(Records about charts and figures)
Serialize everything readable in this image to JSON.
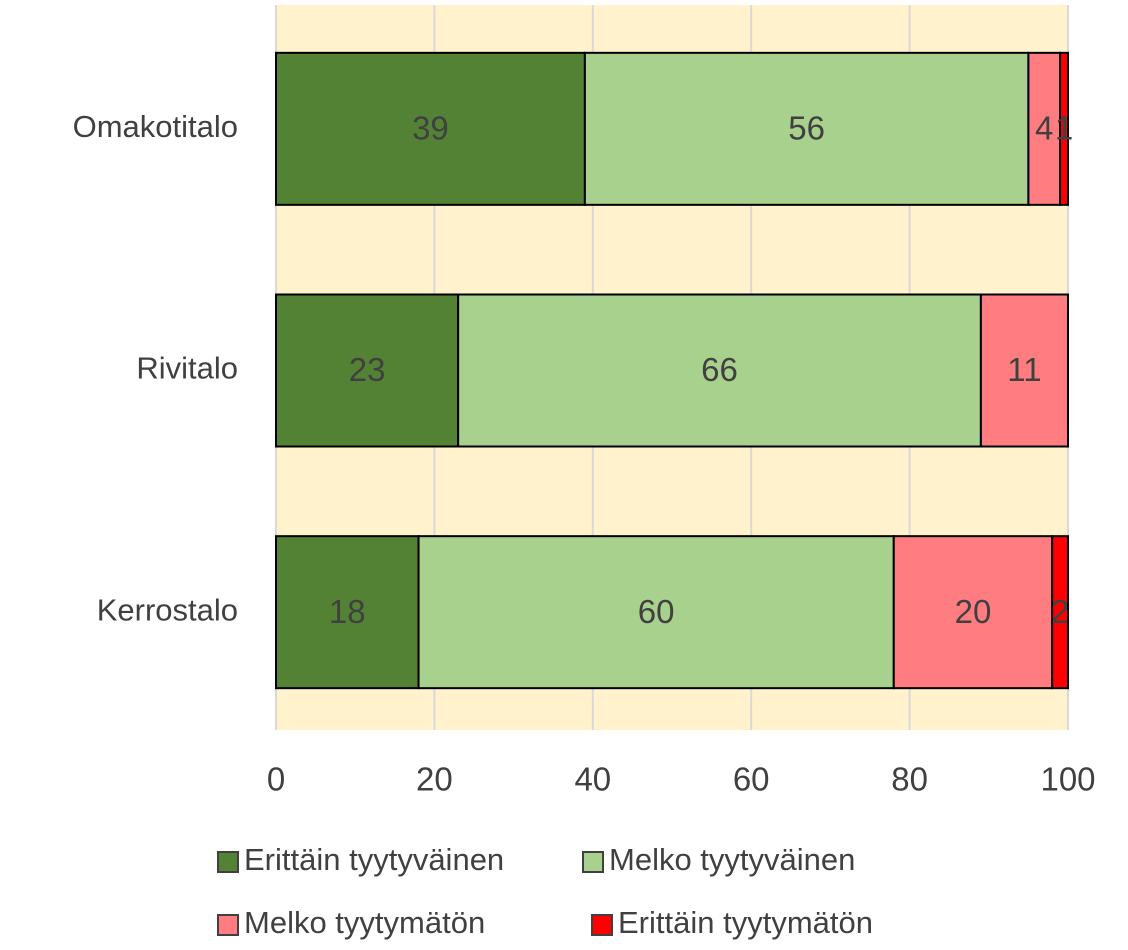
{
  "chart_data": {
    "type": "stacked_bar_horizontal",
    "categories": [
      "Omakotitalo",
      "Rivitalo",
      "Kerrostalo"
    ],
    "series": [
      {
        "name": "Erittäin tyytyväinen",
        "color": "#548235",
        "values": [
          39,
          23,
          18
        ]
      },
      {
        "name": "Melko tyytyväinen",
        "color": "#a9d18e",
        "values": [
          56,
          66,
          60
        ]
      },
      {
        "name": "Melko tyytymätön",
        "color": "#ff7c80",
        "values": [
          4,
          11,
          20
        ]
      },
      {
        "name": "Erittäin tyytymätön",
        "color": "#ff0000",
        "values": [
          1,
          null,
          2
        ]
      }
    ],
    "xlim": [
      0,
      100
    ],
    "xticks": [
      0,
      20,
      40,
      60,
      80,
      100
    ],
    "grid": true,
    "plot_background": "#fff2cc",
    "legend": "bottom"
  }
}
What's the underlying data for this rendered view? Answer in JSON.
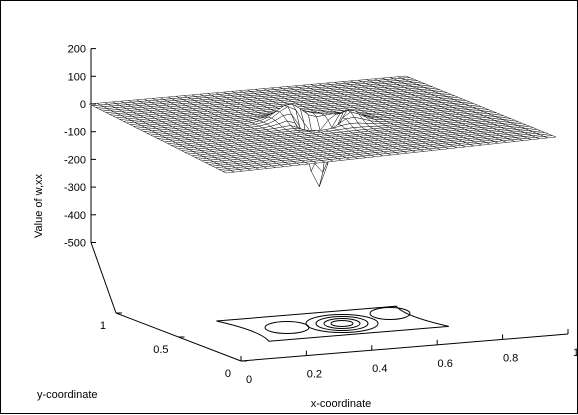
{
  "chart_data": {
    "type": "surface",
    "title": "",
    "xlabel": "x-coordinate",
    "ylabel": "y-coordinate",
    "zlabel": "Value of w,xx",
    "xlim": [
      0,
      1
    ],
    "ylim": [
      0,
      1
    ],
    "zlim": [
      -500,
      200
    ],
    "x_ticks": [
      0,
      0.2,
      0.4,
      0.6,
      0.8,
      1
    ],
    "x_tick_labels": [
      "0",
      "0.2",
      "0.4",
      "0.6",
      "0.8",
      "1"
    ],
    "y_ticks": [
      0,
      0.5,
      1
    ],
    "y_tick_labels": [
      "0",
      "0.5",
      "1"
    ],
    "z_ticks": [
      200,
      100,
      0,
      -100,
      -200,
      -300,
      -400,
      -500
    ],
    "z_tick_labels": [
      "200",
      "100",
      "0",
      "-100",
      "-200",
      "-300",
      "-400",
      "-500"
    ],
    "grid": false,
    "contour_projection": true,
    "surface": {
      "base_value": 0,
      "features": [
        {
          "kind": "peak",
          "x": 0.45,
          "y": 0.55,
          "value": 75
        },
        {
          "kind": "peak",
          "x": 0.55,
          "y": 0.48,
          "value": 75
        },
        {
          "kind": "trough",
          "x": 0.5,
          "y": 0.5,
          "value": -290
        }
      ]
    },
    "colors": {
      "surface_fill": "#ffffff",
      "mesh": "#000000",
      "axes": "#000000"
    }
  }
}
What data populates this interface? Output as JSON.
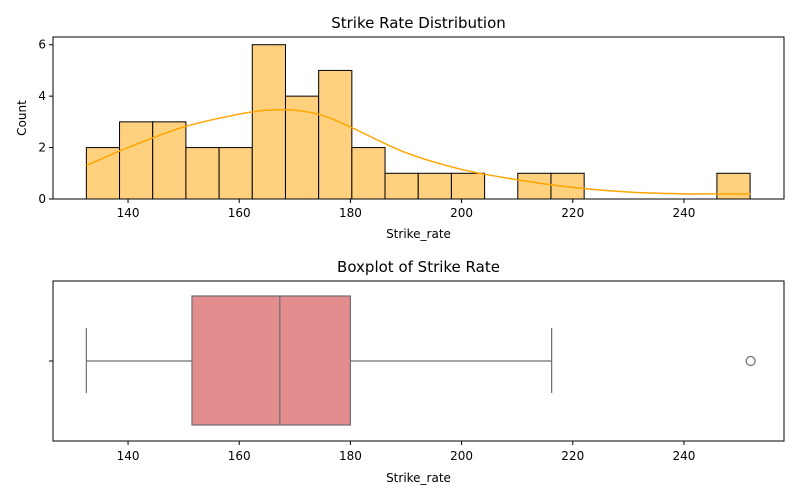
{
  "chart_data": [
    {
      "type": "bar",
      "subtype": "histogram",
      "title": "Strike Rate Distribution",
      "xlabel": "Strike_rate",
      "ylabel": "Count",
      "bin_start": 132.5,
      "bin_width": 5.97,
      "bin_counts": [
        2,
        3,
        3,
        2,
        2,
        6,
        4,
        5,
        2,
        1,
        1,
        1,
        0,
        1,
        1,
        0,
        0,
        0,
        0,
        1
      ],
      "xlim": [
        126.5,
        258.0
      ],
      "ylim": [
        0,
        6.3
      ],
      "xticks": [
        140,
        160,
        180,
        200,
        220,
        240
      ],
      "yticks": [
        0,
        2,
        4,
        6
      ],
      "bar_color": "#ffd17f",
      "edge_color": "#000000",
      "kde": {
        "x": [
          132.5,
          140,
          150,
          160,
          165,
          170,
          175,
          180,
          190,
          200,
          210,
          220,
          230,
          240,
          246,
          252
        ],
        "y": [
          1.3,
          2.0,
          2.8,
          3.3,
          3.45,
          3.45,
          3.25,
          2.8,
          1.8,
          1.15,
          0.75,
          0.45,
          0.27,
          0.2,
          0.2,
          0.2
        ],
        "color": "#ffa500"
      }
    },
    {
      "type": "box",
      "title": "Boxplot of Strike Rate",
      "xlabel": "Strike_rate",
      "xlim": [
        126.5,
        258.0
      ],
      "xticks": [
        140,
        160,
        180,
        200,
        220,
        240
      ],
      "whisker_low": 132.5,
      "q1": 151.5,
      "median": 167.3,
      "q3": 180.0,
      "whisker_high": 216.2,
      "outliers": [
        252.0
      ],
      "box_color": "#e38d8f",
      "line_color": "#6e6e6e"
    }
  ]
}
...
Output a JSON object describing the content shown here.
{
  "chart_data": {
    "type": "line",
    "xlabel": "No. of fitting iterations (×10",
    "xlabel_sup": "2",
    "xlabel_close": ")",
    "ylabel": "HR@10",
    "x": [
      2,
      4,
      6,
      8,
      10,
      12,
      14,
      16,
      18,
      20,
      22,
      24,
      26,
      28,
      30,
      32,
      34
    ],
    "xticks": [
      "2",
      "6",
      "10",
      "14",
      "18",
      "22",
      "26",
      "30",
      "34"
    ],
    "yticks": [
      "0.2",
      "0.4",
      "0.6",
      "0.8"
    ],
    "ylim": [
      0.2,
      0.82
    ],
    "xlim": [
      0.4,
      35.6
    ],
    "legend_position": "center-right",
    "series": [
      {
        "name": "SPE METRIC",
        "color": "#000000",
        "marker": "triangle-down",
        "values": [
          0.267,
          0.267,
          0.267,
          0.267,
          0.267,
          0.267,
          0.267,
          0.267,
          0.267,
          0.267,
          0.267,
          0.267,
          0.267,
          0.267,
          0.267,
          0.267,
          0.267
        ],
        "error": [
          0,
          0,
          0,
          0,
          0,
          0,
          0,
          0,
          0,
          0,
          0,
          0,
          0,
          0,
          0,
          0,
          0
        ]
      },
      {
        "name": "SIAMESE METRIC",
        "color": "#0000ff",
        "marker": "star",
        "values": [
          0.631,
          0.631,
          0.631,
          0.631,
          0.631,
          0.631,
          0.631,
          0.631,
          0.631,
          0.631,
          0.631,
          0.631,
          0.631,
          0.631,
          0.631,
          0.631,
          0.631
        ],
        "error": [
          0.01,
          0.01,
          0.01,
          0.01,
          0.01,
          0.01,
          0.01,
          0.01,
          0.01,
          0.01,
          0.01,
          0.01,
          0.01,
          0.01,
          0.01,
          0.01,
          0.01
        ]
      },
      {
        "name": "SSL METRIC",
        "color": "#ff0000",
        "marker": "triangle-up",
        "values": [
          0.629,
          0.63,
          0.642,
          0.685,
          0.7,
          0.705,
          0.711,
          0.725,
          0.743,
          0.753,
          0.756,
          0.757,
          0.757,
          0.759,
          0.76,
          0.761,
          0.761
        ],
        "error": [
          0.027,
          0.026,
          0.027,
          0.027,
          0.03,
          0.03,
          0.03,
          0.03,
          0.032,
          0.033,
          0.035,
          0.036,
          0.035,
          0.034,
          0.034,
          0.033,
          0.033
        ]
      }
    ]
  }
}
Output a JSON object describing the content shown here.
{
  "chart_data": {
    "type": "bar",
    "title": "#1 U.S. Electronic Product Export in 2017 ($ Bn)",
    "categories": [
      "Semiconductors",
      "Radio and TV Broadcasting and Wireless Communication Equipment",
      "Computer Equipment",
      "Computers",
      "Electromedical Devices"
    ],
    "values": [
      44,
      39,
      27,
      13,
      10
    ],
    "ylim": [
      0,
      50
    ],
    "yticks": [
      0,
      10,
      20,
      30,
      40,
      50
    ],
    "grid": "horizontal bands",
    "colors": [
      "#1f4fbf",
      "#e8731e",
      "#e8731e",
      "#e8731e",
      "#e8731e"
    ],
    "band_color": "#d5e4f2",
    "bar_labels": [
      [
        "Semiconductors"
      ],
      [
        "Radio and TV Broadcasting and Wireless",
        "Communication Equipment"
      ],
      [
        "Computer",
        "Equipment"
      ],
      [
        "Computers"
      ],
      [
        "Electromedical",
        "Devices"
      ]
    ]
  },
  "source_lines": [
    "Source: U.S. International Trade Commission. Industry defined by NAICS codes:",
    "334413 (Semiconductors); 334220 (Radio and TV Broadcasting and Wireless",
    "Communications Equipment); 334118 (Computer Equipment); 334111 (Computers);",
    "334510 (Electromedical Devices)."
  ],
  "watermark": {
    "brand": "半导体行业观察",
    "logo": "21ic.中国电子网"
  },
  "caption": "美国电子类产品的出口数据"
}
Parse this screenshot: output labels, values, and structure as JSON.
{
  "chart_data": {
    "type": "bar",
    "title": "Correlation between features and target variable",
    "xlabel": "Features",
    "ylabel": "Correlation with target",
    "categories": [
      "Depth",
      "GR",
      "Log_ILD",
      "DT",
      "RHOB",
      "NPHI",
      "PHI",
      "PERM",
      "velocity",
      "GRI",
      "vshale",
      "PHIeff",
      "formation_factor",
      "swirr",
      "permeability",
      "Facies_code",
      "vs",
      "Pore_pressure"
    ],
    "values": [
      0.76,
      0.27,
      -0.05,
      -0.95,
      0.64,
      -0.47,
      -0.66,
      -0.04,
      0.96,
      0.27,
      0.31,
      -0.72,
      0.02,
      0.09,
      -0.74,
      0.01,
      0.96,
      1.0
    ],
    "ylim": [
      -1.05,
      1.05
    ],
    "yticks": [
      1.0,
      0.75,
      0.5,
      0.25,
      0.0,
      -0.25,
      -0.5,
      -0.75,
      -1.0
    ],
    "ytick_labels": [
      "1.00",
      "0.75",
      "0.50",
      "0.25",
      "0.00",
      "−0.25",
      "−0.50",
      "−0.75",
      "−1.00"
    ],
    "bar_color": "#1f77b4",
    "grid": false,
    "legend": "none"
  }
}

__What is asked__
Check each line in the records for the word "Electromedical" and say how many have it, with nothing else.

__Solution to this task__
3